* [Exercise directions] Each line of the material must be returned exactly.

* [Extracted data]
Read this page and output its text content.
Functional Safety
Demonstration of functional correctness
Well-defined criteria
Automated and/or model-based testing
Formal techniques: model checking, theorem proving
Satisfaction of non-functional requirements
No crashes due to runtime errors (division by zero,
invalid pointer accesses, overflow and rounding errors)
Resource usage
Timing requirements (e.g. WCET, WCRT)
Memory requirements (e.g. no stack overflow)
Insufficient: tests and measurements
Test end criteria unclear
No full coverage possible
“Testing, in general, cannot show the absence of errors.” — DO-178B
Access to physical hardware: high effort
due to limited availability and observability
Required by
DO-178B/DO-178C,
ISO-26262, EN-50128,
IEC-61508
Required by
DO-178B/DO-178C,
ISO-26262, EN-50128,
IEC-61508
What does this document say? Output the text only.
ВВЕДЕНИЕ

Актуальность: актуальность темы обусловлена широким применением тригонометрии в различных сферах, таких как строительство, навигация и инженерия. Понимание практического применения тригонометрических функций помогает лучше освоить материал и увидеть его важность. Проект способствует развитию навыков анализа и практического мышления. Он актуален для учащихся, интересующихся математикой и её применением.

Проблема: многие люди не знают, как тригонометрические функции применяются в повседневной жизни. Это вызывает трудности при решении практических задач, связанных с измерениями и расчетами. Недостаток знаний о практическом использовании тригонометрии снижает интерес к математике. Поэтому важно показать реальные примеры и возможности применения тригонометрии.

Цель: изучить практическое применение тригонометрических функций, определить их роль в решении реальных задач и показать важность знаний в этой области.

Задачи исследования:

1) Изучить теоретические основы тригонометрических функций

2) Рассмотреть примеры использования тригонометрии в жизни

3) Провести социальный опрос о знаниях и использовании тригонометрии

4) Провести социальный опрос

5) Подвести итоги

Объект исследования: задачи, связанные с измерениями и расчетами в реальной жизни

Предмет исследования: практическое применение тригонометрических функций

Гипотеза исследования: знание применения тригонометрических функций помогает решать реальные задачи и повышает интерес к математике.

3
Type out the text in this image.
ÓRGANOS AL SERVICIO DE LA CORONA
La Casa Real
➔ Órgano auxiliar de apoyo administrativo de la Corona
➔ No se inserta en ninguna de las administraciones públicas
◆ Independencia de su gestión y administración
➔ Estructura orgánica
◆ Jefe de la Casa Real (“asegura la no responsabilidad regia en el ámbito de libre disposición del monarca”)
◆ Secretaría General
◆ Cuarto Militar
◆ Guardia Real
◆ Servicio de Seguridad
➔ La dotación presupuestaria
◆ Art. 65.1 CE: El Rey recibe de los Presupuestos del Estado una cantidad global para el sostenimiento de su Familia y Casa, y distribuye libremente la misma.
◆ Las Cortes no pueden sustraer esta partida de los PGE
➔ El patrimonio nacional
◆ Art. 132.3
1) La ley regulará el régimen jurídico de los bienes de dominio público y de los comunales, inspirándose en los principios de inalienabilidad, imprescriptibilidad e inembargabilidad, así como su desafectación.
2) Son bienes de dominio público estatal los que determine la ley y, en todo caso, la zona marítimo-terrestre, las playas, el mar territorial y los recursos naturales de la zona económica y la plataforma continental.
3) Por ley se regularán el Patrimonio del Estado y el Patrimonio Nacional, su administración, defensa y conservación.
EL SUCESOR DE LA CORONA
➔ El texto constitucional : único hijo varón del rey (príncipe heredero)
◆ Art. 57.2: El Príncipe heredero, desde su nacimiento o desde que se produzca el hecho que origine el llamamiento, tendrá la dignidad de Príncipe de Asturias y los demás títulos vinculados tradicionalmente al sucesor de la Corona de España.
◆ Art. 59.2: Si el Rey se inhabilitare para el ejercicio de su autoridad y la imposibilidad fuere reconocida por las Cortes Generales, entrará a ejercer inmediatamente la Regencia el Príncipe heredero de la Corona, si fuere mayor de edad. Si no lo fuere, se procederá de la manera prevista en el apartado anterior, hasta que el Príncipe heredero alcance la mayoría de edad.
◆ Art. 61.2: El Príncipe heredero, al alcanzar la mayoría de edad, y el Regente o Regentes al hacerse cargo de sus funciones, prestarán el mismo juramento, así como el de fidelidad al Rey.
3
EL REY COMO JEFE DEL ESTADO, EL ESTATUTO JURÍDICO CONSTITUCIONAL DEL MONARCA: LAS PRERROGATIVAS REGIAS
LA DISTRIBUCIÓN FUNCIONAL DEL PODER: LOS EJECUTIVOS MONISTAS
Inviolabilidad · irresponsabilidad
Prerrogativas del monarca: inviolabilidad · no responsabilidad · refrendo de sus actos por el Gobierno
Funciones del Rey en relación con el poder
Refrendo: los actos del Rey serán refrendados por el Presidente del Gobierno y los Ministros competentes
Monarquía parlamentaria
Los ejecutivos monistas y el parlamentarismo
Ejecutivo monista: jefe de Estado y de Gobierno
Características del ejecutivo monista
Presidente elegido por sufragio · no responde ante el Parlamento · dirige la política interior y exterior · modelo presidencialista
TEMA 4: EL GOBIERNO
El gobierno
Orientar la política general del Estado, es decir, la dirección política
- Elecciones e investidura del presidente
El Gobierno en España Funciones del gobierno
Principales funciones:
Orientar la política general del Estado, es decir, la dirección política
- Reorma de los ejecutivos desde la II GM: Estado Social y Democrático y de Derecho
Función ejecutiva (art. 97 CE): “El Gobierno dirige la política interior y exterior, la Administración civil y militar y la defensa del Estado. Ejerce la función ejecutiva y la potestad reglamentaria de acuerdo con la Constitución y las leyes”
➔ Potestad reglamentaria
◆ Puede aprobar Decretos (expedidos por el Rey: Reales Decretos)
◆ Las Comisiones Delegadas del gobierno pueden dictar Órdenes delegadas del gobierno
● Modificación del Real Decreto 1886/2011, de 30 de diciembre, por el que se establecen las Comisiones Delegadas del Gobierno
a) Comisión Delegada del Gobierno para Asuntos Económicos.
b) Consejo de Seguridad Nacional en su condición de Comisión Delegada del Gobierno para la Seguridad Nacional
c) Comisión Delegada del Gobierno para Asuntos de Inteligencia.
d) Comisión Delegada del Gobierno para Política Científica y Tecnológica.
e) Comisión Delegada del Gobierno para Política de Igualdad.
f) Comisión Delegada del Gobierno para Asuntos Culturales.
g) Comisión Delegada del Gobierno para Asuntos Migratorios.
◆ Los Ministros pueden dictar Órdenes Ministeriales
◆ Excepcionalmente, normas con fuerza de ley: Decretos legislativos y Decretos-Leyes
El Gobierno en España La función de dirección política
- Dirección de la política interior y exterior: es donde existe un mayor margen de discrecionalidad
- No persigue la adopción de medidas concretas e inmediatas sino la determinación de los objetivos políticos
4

* [Output for this task]
Read this page and output its text content.
Functional Safety
Demonstration of functional correctness
Well-defined criteria
Automated and/or model-based testing
Formal techniques: model checking, theorem proving
Satisfaction of non-functional requirements
No crashes due to runtime errors (division by zero,
invalid pointer accesses, overflow and rounding errors)
Resource usage
Timing requirements (e.g. WCET, WCRT)
Memory requirements (e.g. no stack overflow)
Insufficient: tests and measurements
Test end criteria unclear
No full coverage possible
“Testing, in general, cannot show the absence of errors.” — DO-178B
Access to physical hardware: high effort
due to limited availability and observability
Required by
DO-178B/DO-178C,
ISO-26262, EN-50128,
IEC-61508
Required by
DO-178B/DO-178C,
ISO-26262, EN-50128,
IEC-61508
What does this document say? Output the text only.
ВВЕДЕНИЕ

Актуальность: актуальность темы обусловлена широким применением тригонометрии в различных сферах, таких как строительство, навигация и инженерия. Понимание практического применения тригонометрических функций помогает лучше освоить материал и увидеть его важность. Проект способствует развитию навыков анализа и практического мышления. Он актуален для учащихся, интересующихся математикой и её применением.

Проблема: многие люди не знают, как тригонометрические функции применяются в повседневной жизни. Это вызывает трудности при решении практических задач, связанных с измерениями и расчетами. Недостаток знаний о практическом использовании тригонометрии снижает интерес к математике. Поэтому важно показать реальные примеры и возможности применения тригонометрии.

Цель: изучить практическое применение тригонометрических функций, определить их роль в решении реальных задач и показать важность знаний в этой области.

Задачи исследования:

1) Изучить теоретические основы тригонометрических функций

2) Рассмотреть примеры использования тригонометрии в жизни

3) Провести социальный опрос о знаниях и использовании тригонометрии

4) Провести социальный опрос

5) Подвести итоги

Объект исследования: задачи, связанные с измерениями и расчетами в реальной жизни

Предмет исследования: практическое применение тригонометрических функций

Гипотеза исследования: знание применения тригонометрических функций помогает решать реальные задачи и повышает интерес к математике.

3
Type out the text in this image.
ÓRGANOS AL SERVICIO DE LA CORONA
La Casa Real
➔ Órgano auxiliar de apoyo administrativo de la Corona
➔ No se inserta en ninguna de las administraciones públicas
◆ Independencia de su gestión y administración
➔ Estructura orgánica
◆ Jefe de la Casa Real (“asegura la no responsabilidad regia en el ámbito de libre disposición del monarca”)
◆ Secretaría General
◆ Cuarto Militar
◆ Guardia Real
◆ Servicio de Seguridad
➔ La dotación presupuestaria
◆ Art. 65.1 CE: El Rey recibe de los Presupuestos del Estado una cantidad global para el sostenimiento de su Familia y Casa, y distribuye libremente la misma.
◆ Las Cortes no pueden sustraer esta partida de los PGE
➔ El patrimonio nacional
◆ Art. 132.3
1) La ley regulará el régimen jurídico de los bienes de dominio público y de los comunales, inspirándose en los principios de inalienabilidad, imprescriptibilidad e inembargabilidad, así como su desafectación.
2) Son bienes de dominio público estatal los que determine la ley y, en todo caso, la zona marítimo-terrestre, las playas, el mar territorial y los recursos naturales de la zona económica y la plataforma continental.
3) Por ley se regularán el Patrimonio del Estado y el Patrimonio Nacional, su administración, defensa y conservación.
EL SUCESOR DE LA CORONA
➔ El texto constitucional : único hijo varón del rey (príncipe heredero)
◆ Art. 57.2: El Príncipe heredero, desde su nacimiento o desde que se produzca el hecho que origine el llamamiento, tendrá la dignidad de Príncipe de Asturias y los demás títulos vinculados tradicionalmente al sucesor de la Corona de España.
◆ Art. 59.2: Si el Rey se inhabilitare para el ejercicio de su autoridad y la imposibilidad fuere reconocida por las Cortes Generales, entrará a ejercer inmediatamente la Regencia el Príncipe heredero de la Corona, si fuere mayor de edad. Si no lo fuere, se procederá de la manera prevista en el apartado anterior, hasta que el Príncipe heredero alcance la mayoría de edad.
◆ Art. 61.2: El Príncipe heredero, al alcanzar la mayoría de edad, y el Regente o Regentes al hacerse cargo de sus funciones, prestarán el mismo juramento, así como el de fidelidad al Rey.
3
EL REY COMO JEFE DEL ESTADO, EL ESTATUTO JURÍDICO CONSTITUCIONAL DEL MONARCA: LAS PRERROGATIVAS REGIAS
LA DISTRIBUCIÓN FUNCIONAL DEL PODER: LOS EJECUTIVOS MONISTAS
Inviolabilidad · irresponsabilidad
Prerrogativas del monarca: inviolabilidad · no responsabilidad · refrendo de sus actos por el Gobierno
Funciones del Rey en relación con el poder
Refrendo: los actos del Rey serán refrendados por el Presidente del Gobierno y los Ministros competentes
Monarquía parlamentaria
Los ejecutivos monistas y el parlamentarismo
Ejecutivo monista: jefe de Estado y de Gobierno
Características del ejecutivo monista
Presidente elegido por sufragio · no responde ante el Parlamento · dirige la política interior y exterior · modelo presidencialista
TEMA 4: EL GOBIERNO
El gobierno
Orientar la política general del Estado, es decir, la dirección política
- Elecciones e investidura del presidente
El Gobierno en España Funciones del gobierno
Principales funciones:
Orientar la política general del Estado, es decir, la dirección política
- Reorma de los ejecutivos desde la II GM: Estado Social y Democrático y de Derecho
Función ejecutiva (art. 97 CE): “El Gobierno dirige la política interior y exterior, la Administración civil y militar y la defensa del Estado. Ejerce la función ejecutiva y la potestad reglamentaria de acuerdo con la Constitución y las leyes”
➔ Potestad reglamentaria
◆ Puede aprobar Decretos (expedidos por el Rey: Reales Decretos)
◆ Las Comisiones Delegadas del gobierno pueden dictar Órdenes delegadas del gobierno
● Modificación del Real Decreto 1886/2011, de 30 de diciembre, por el que se establecen las Comisiones Delegadas del Gobierno
a) Comisión Delegada del Gobierno para Asuntos Económicos.
b) Consejo de Seguridad Nacional en su condición de Comisión Delegada del Gobierno para la Seguridad Nacional
c) Comisión Delegada del Gobierno para Asuntos de Inteligencia.
d) Comisión Delegada del Gobierno para Política Científica y Tecnológica.
e) Comisión Delegada del Gobierno para Política de Igualdad.
f) Comisión Delegada del Gobierno para Asuntos Culturales.
g) Comisión Delegada del Gobierno para Asuntos Migratorios.
◆ Los Ministros pueden dictar Órdenes Ministeriales
◆ Excepcionalmente, normas con fuerza de ley: Decretos legislativos y Decretos-Leyes
El Gobierno en España La función de dirección política
- Dirección de la política interior y exterior: es donde existe un mayor margen de discrecionalidad
- No persigue la adopción de medidas concretas e inmediatas sino la determinación de los objetivos políticos
4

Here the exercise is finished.